WHAT TO DO>
Transcribe the data in full and exactly, omitting any pictures.
━━ RECORDS SUPPLIED
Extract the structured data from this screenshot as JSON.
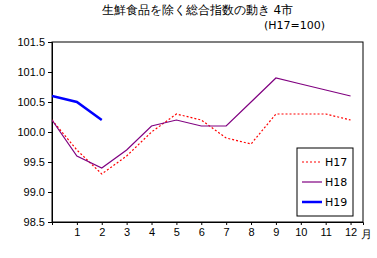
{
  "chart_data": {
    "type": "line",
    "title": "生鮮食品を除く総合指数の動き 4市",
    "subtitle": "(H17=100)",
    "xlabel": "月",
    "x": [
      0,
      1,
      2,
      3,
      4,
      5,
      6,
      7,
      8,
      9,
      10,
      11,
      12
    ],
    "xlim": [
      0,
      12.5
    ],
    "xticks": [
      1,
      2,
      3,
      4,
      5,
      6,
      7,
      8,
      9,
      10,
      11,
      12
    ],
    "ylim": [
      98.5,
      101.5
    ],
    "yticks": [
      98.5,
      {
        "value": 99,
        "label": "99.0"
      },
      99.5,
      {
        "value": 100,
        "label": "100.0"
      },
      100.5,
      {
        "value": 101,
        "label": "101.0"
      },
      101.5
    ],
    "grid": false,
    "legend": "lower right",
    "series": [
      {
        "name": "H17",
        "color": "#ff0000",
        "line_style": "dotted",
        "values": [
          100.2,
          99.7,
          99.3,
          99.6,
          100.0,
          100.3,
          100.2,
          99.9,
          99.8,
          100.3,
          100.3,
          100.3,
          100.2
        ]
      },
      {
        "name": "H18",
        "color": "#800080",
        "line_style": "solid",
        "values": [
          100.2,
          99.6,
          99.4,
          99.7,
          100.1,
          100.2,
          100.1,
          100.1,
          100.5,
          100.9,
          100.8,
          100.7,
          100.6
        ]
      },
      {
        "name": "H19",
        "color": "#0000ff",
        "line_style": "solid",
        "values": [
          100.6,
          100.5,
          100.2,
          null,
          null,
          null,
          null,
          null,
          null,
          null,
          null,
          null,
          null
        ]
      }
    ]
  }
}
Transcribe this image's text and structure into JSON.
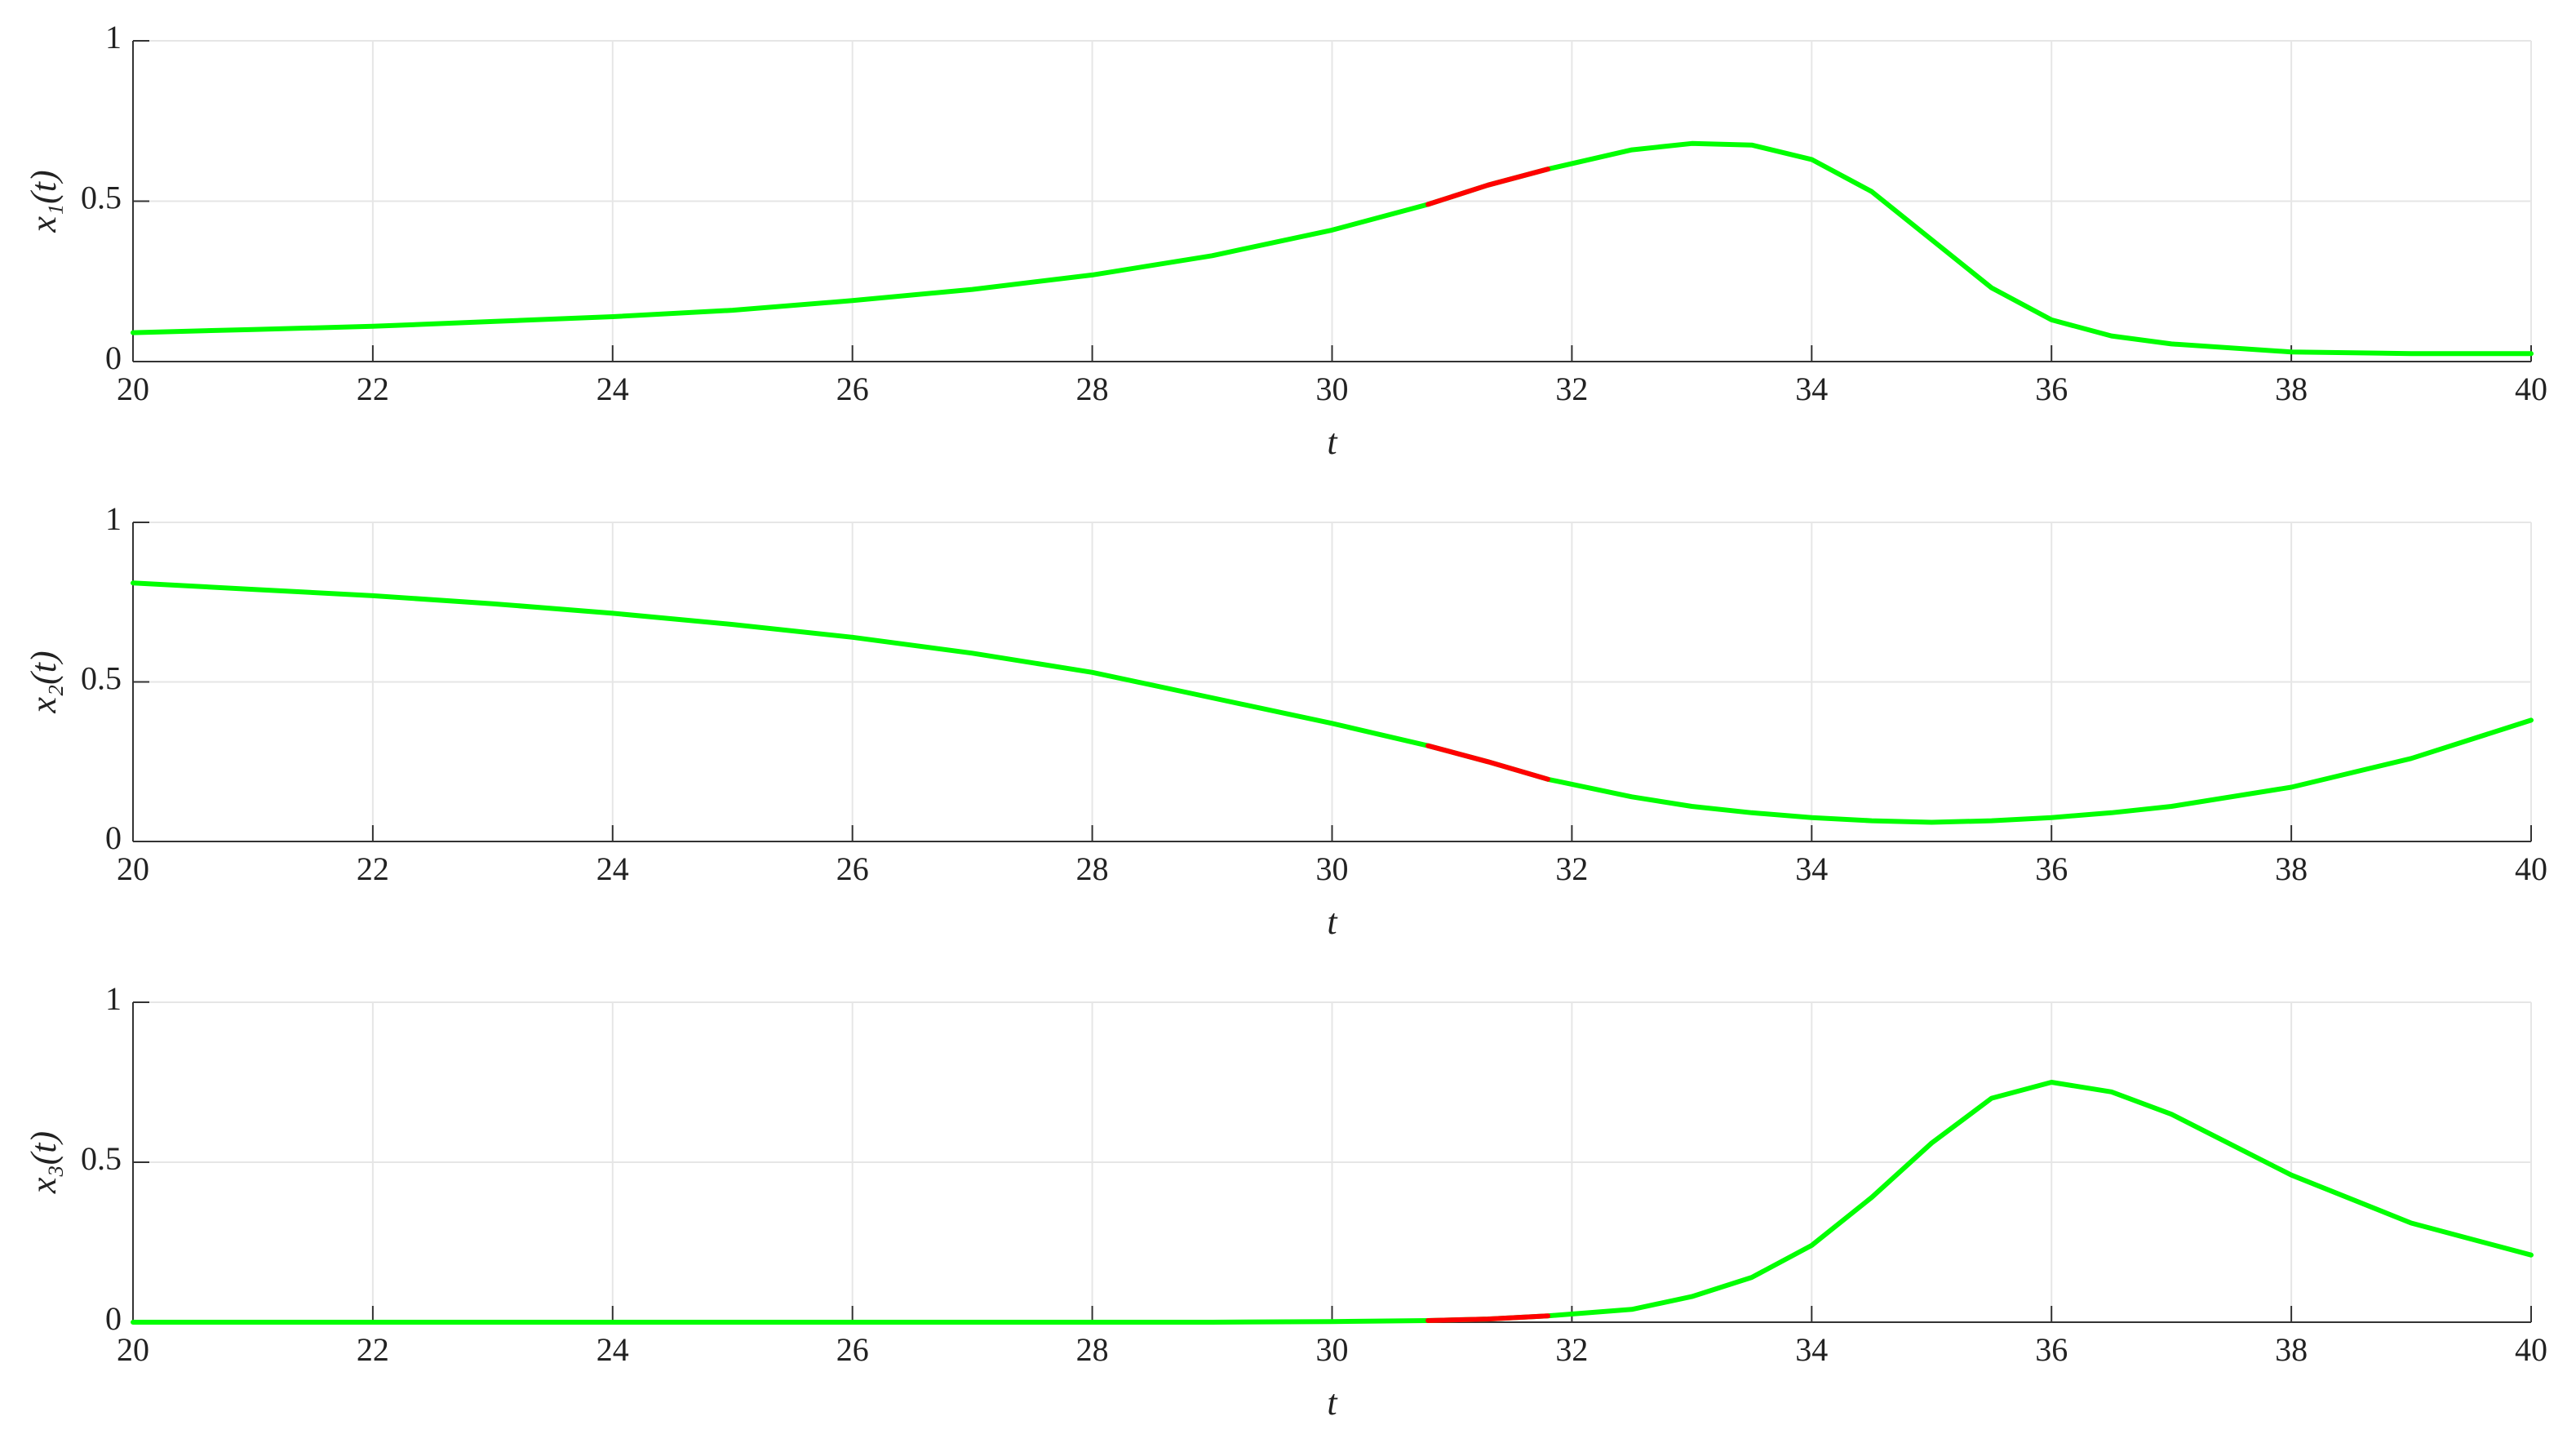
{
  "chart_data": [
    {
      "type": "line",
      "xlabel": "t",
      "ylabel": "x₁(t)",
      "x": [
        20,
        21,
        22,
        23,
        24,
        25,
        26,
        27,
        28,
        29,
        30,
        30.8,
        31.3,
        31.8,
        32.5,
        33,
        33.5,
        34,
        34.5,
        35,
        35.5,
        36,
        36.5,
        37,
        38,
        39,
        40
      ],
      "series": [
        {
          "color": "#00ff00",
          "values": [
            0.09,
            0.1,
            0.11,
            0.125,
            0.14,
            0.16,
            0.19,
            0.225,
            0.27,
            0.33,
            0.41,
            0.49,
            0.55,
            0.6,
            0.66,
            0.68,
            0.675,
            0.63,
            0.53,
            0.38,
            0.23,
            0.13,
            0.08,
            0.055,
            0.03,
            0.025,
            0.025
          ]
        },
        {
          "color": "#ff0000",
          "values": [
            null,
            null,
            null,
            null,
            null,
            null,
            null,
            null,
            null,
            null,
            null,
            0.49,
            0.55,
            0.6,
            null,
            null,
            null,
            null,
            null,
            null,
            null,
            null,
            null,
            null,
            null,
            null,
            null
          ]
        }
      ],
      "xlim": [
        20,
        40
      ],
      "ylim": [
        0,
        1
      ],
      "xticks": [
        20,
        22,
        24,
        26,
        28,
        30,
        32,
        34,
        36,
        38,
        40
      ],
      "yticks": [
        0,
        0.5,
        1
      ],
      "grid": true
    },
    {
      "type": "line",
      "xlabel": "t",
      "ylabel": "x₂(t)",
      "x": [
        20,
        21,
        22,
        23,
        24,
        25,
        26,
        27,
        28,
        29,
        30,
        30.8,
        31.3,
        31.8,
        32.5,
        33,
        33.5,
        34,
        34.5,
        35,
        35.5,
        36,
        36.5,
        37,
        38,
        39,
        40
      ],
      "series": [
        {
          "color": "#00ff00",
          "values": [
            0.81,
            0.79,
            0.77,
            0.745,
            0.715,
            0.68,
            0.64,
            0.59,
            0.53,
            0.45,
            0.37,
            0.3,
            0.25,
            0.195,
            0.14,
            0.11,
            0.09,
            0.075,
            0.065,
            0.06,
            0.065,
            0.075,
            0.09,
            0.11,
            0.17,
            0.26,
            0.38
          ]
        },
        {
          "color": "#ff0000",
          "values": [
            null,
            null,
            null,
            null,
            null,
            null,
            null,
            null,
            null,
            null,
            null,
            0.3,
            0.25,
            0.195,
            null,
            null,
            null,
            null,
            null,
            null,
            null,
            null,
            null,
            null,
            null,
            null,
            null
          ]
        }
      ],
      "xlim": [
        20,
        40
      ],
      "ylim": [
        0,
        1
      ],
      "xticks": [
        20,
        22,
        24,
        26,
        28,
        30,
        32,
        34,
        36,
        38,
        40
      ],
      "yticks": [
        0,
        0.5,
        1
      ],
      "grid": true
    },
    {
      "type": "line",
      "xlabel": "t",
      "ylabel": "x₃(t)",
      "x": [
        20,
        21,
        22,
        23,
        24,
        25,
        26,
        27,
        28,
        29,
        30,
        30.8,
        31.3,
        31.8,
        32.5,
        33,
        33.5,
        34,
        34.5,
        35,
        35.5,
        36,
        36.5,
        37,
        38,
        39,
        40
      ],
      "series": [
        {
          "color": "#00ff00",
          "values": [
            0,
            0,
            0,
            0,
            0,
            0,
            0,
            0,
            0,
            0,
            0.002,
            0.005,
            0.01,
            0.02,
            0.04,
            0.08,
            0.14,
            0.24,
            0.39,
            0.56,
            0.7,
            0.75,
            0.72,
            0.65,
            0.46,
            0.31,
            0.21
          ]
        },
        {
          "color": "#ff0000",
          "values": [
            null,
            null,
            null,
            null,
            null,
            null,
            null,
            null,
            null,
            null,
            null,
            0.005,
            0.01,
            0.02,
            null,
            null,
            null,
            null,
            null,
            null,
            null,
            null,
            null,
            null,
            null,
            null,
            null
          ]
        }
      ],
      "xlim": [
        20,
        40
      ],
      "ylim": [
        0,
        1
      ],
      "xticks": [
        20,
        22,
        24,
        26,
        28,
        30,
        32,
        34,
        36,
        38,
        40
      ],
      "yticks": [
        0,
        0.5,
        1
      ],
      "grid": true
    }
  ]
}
━━━━
FINISHED ANSWER>
Extract the structured data from this screenshot as JSON.
{
  "chart_data": {
    "type": "line",
    "title": "生鮮食品を除く総合指数の動き 4市",
    "subtitle": "(H17=100)",
    "xlabel": "月",
    "x": [
      0,
      1,
      2,
      3,
      4,
      5,
      6,
      7,
      8,
      9,
      10,
      11,
      12
    ],
    "xlim": [
      0,
      12.5
    ],
    "xticks": [
      1,
      2,
      3,
      4,
      5,
      6,
      7,
      8,
      9,
      10,
      11,
      12
    ],
    "ylim": [
      98.5,
      101.5
    ],
    "yticks": [
      98.5,
      {
        "value": 99,
        "label": "99.0"
      },
      99.5,
      {
        "value": 100,
        "label": "100.0"
      },
      100.5,
      {
        "value": 101,
        "label": "101.0"
      },
      101.5
    ],
    "grid": false,
    "legend": "lower right",
    "series": [
      {
        "name": "H17",
        "color": "#ff0000",
        "line_style": "dotted",
        "values": [
          100.2,
          99.7,
          99.3,
          99.6,
          100.0,
          100.3,
          100.2,
          99.9,
          99.8,
          100.3,
          100.3,
          100.3,
          100.2
        ]
      },
      {
        "name": "H18",
        "color": "#800080",
        "line_style": "solid",
        "values": [
          100.2,
          99.6,
          99.4,
          99.7,
          100.1,
          100.2,
          100.1,
          100.1,
          100.5,
          100.9,
          100.8,
          100.7,
          100.6
        ]
      },
      {
        "name": "H19",
        "color": "#0000ff",
        "line_style": "solid",
        "values": [
          100.6,
          100.5,
          100.2,
          null,
          null,
          null,
          null,
          null,
          null,
          null,
          null,
          null,
          null
        ]
      }
    ]
  }
}
Transcribe this image's text and structure into JSON.
{
  "chart_data": [
    {
      "type": "line",
      "xlabel": "t",
      "ylabel": "x₁(t)",
      "x": [
        20,
        21,
        22,
        23,
        24,
        25,
        26,
        27,
        28,
        29,
        30,
        30.8,
        31.3,
        31.8,
        32.5,
        33,
        33.5,
        34,
        34.5,
        35,
        35.5,
        36,
        36.5,
        37,
        38,
        39,
        40
      ],
      "series": [
        {
          "color": "#00ff00",
          "values": [
            0.09,
            0.1,
            0.11,
            0.125,
            0.14,
            0.16,
            0.19,
            0.225,
            0.27,
            0.33,
            0.41,
            0.49,
            0.55,
            0.6,
            0.66,
            0.68,
            0.675,
            0.63,
            0.53,
            0.38,
            0.23,
            0.13,
            0.08,
            0.055,
            0.03,
            0.025,
            0.025
          ]
        },
        {
          "color": "#ff0000",
          "values": [
            null,
            null,
            null,
            null,
            null,
            null,
            null,
            null,
            null,
            null,
            null,
            0.49,
            0.55,
            0.6,
            null,
            null,
            null,
            null,
            null,
            null,
            null,
            null,
            null,
            null,
            null,
            null,
            null
          ]
        }
      ],
      "xlim": [
        20,
        40
      ],
      "ylim": [
        0,
        1
      ],
      "xticks": [
        20,
        22,
        24,
        26,
        28,
        30,
        32,
        34,
        36,
        38,
        40
      ],
      "yticks": [
        0,
        0.5,
        1
      ],
      "grid": true
    },
    {
      "type": "line",
      "xlabel": "t",
      "ylabel": "x₂(t)",
      "x": [
        20,
        21,
        22,
        23,
        24,
        25,
        26,
        27,
        28,
        29,
        30,
        30.8,
        31.3,
        31.8,
        32.5,
        33,
        33.5,
        34,
        34.5,
        35,
        35.5,
        36,
        36.5,
        37,
        38,
        39,
        40
      ],
      "series": [
        {
          "color": "#00ff00",
          "values": [
            0.81,
            0.79,
            0.77,
            0.745,
            0.715,
            0.68,
            0.64,
            0.59,
            0.53,
            0.45,
            0.37,
            0.3,
            0.25,
            0.195,
            0.14,
            0.11,
            0.09,
            0.075,
            0.065,
            0.06,
            0.065,
            0.075,
            0.09,
            0.11,
            0.17,
            0.26,
            0.38
          ]
        },
        {
          "color": "#ff0000",
          "values": [
            null,
            null,
            null,
            null,
            null,
            null,
            null,
            null,
            null,
            null,
            null,
            0.3,
            0.25,
            0.195,
            null,
            null,
            null,
            null,
            null,
            null,
            null,
            null,
            null,
            null,
            null,
            null,
            null
          ]
        }
      ],
      "xlim": [
        20,
        40
      ],
      "ylim": [
        0,
        1
      ],
      "xticks": [
        20,
        22,
        24,
        26,
        28,
        30,
        32,
        34,
        36,
        38,
        40
      ],
      "yticks": [
        0,
        0.5,
        1
      ],
      "grid": true
    },
    {
      "type": "line",
      "xlabel": "t",
      "ylabel": "x₃(t)",
      "x": [
        20,
        21,
        22,
        23,
        24,
        25,
        26,
        27,
        28,
        29,
        30,
        30.8,
        31.3,
        31.8,
        32.5,
        33,
        33.5,
        34,
        34.5,
        35,
        35.5,
        36,
        36.5,
        37,
        38,
        39,
        40
      ],
      "series": [
        {
          "color": "#00ff00",
          "values": [
            0,
            0,
            0,
            0,
            0,
            0,
            0,
            0,
            0,
            0,
            0.002,
            0.005,
            0.01,
            0.02,
            0.04,
            0.08,
            0.14,
            0.24,
            0.39,
            0.56,
            0.7,
            0.75,
            0.72,
            0.65,
            0.46,
            0.31,
            0.21
          ]
        },
        {
          "color": "#ff0000",
          "values": [
            null,
            null,
            null,
            null,
            null,
            null,
            null,
            null,
            null,
            null,
            null,
            0.005,
            0.01,
            0.02,
            null,
            null,
            null,
            null,
            null,
            null,
            null,
            null,
            null,
            null,
            null,
            null,
            null
          ]
        }
      ],
      "xlim": [
        20,
        40
      ],
      "ylim": [
        0,
        1
      ],
      "xticks": [
        20,
        22,
        24,
        26,
        28,
        30,
        32,
        34,
        36,
        38,
        40
      ],
      "yticks": [
        0,
        0.5,
        1
      ],
      "grid": true
    }
  ]
}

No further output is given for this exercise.